-- Begin ENTRIES --

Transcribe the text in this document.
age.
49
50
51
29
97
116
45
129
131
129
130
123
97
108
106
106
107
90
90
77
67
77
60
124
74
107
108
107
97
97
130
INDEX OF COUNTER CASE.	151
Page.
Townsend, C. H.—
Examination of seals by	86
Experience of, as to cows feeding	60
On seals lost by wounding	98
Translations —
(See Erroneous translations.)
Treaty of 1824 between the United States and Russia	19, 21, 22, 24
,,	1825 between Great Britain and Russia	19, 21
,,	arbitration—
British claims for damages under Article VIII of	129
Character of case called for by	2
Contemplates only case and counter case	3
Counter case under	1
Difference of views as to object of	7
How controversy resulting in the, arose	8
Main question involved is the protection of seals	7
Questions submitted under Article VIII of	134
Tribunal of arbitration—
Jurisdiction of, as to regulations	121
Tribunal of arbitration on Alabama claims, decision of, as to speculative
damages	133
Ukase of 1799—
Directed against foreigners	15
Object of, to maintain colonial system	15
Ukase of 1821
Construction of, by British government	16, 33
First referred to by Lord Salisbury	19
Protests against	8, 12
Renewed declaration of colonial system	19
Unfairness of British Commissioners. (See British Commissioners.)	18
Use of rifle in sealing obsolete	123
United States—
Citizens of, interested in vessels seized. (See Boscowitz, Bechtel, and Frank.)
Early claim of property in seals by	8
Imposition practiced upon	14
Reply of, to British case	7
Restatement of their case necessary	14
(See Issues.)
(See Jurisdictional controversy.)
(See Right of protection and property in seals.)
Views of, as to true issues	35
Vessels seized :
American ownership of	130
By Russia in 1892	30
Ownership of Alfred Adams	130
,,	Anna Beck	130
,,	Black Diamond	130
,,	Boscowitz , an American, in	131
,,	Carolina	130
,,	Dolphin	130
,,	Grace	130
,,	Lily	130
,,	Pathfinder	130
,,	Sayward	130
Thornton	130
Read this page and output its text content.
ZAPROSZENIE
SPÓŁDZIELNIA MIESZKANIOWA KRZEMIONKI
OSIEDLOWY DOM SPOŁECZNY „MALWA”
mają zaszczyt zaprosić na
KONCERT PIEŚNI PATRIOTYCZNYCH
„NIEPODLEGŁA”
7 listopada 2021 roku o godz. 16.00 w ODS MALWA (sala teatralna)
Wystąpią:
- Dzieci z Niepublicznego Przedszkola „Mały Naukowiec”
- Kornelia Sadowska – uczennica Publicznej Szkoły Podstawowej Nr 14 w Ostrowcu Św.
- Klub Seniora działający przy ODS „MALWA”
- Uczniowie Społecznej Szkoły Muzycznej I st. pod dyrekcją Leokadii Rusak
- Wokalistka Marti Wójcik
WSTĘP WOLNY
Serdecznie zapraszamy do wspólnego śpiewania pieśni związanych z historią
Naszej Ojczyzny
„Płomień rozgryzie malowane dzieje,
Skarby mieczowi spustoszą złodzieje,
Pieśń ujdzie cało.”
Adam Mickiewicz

-- End ENTRIES --

*WRITTEN EXERCISE*
Return from the data every line that holds "under".

*TASK RESULT*
British claims for damages under Article VIII of	129
Counter case under	1
Questions submitted under Article VIII of	134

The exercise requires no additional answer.